── Data shown
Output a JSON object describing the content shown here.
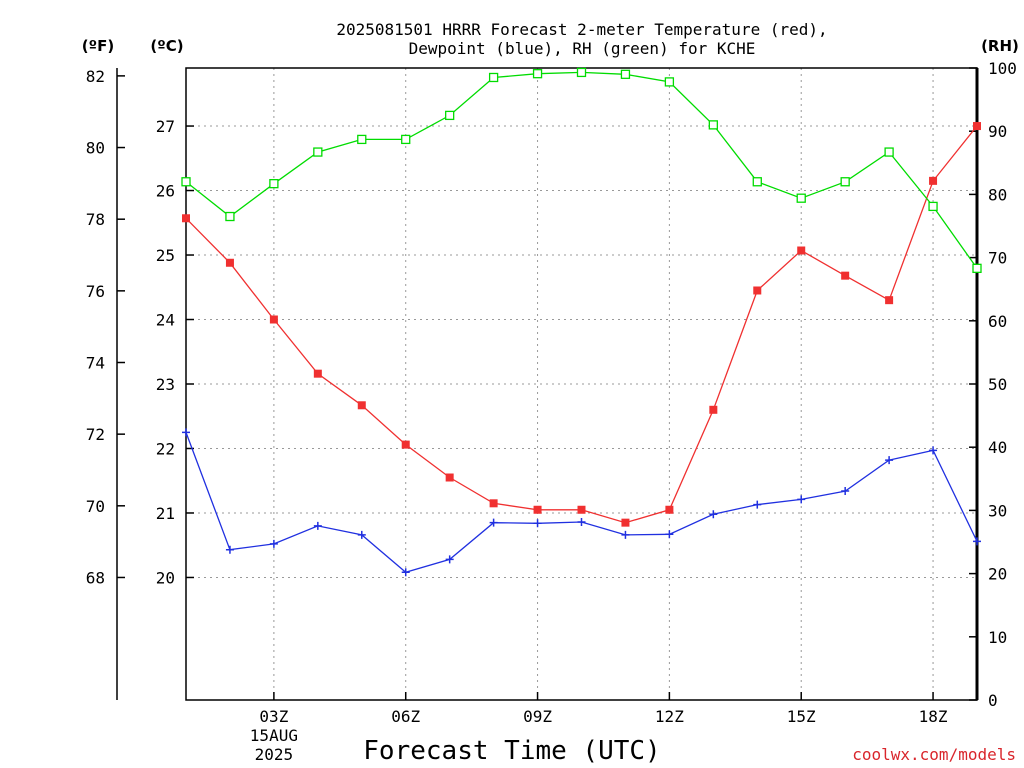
{
  "chart_data": {
    "type": "line",
    "title_line1": "2025081501 HRRR Forecast 2-meter Temperature (red),",
    "title_line2": "Dewpoint (blue), RH (green) for KCHE",
    "xlabel": "Forecast Time (UTC)",
    "credit": "coolwx.com/models",
    "units": {
      "left_outer": "(ºF)",
      "left_inner": "(ºC)",
      "right": "(RH)"
    },
    "x_hours": [
      1,
      2,
      3,
      4,
      5,
      6,
      7,
      8,
      9,
      10,
      11,
      12,
      13,
      14,
      15,
      16,
      17,
      18,
      19
    ],
    "x_ticks": [
      {
        "hour": 3,
        "label": "03Z",
        "sub1": "15AUG",
        "sub2": "2025"
      },
      {
        "hour": 6,
        "label": "06Z"
      },
      {
        "hour": 9,
        "label": "09Z"
      },
      {
        "hour": 12,
        "label": "12Z"
      },
      {
        "hour": 15,
        "label": "15Z"
      },
      {
        "hour": 18,
        "label": "18Z"
      }
    ],
    "xlim": [
      1,
      19
    ],
    "celsius_axis": {
      "ylim": [
        18.1,
        27.9
      ],
      "ticks": [
        20,
        21,
        22,
        23,
        24,
        25,
        26,
        27
      ]
    },
    "fahrenheit_axis": {
      "ticks": [
        68,
        70,
        72,
        74,
        76,
        78,
        80,
        82
      ]
    },
    "rh_axis": {
      "ylim": [
        0,
        100
      ],
      "ticks": [
        0,
        10,
        20,
        30,
        40,
        50,
        60,
        70,
        80,
        90,
        100
      ]
    },
    "grid": true,
    "series": [
      {
        "name": "Temperature",
        "unit": "C",
        "color": "#f03030",
        "marker": "filled-square",
        "values": [
          25.57,
          24.88,
          24.0,
          23.16,
          22.67,
          22.06,
          21.55,
          21.15,
          21.05,
          21.05,
          20.85,
          21.05,
          22.6,
          24.45,
          25.07,
          24.68,
          24.3,
          26.15,
          27.0
        ]
      },
      {
        "name": "Dewpoint",
        "unit": "C",
        "color": "#2030e0",
        "marker": "plus",
        "values": [
          22.25,
          20.43,
          20.52,
          20.8,
          20.66,
          20.08,
          20.28,
          20.85,
          20.84,
          20.86,
          20.66,
          20.67,
          20.98,
          21.13,
          21.21,
          21.34,
          21.82,
          21.97,
          20.56
        ]
      },
      {
        "name": "RH",
        "unit": "%",
        "color": "#00dc00",
        "marker": "open-square",
        "values": [
          82,
          76.5,
          81.7,
          86.7,
          88.7,
          88.7,
          92.5,
          98.5,
          99.1,
          99.3,
          99.0,
          97.8,
          91.0,
          82.0,
          79.4,
          82.0,
          86.7,
          78.1,
          68.3
        ]
      }
    ]
  }
}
────
Your objective
The records above should be reproduced exactly, with no pictures included.

Reply
Output a JSON object describing the content shown here.
{
  "chart_data": {
    "type": "line",
    "title_line1": "2025081501 HRRR Forecast 2-meter Temperature (red),",
    "title_line2": "Dewpoint (blue), RH (green) for KCHE",
    "xlabel": "Forecast Time (UTC)",
    "credit": "coolwx.com/models",
    "units": {
      "left_outer": "(ºF)",
      "left_inner": "(ºC)",
      "right": "(RH)"
    },
    "x_hours": [
      1,
      2,
      3,
      4,
      5,
      6,
      7,
      8,
      9,
      10,
      11,
      12,
      13,
      14,
      15,
      16,
      17,
      18,
      19
    ],
    "x_ticks": [
      {
        "hour": 3,
        "label": "03Z",
        "sub1": "15AUG",
        "sub2": "2025"
      },
      {
        "hour": 6,
        "label": "06Z"
      },
      {
        "hour": 9,
        "label": "09Z"
      },
      {
        "hour": 12,
        "label": "12Z"
      },
      {
        "hour": 15,
        "label": "15Z"
      },
      {
        "hour": 18,
        "label": "18Z"
      }
    ],
    "xlim": [
      1,
      19
    ],
    "celsius_axis": {
      "ylim": [
        18.1,
        27.9
      ],
      "ticks": [
        20,
        21,
        22,
        23,
        24,
        25,
        26,
        27
      ]
    },
    "fahrenheit_axis": {
      "ticks": [
        68,
        70,
        72,
        74,
        76,
        78,
        80,
        82
      ]
    },
    "rh_axis": {
      "ylim": [
        0,
        100
      ],
      "ticks": [
        0,
        10,
        20,
        30,
        40,
        50,
        60,
        70,
        80,
        90,
        100
      ]
    },
    "grid": true,
    "series": [
      {
        "name": "Temperature",
        "unit": "C",
        "color": "#f03030",
        "marker": "filled-square",
        "values": [
          25.57,
          24.88,
          24.0,
          23.16,
          22.67,
          22.06,
          21.55,
          21.15,
          21.05,
          21.05,
          20.85,
          21.05,
          22.6,
          24.45,
          25.07,
          24.68,
          24.3,
          26.15,
          27.0
        ]
      },
      {
        "name": "Dewpoint",
        "unit": "C",
        "color": "#2030e0",
        "marker": "plus",
        "values": [
          22.25,
          20.43,
          20.52,
          20.8,
          20.66,
          20.08,
          20.28,
          20.85,
          20.84,
          20.86,
          20.66,
          20.67,
          20.98,
          21.13,
          21.21,
          21.34,
          21.82,
          21.97,
          20.56
        ]
      },
      {
        "name": "RH",
        "unit": "%",
        "color": "#00dc00",
        "marker": "open-square",
        "values": [
          82,
          76.5,
          81.7,
          86.7,
          88.7,
          88.7,
          92.5,
          98.5,
          99.1,
          99.3,
          99.0,
          97.8,
          91.0,
          82.0,
          79.4,
          82.0,
          86.7,
          78.1,
          68.3
        ]
      }
    ]
  }
}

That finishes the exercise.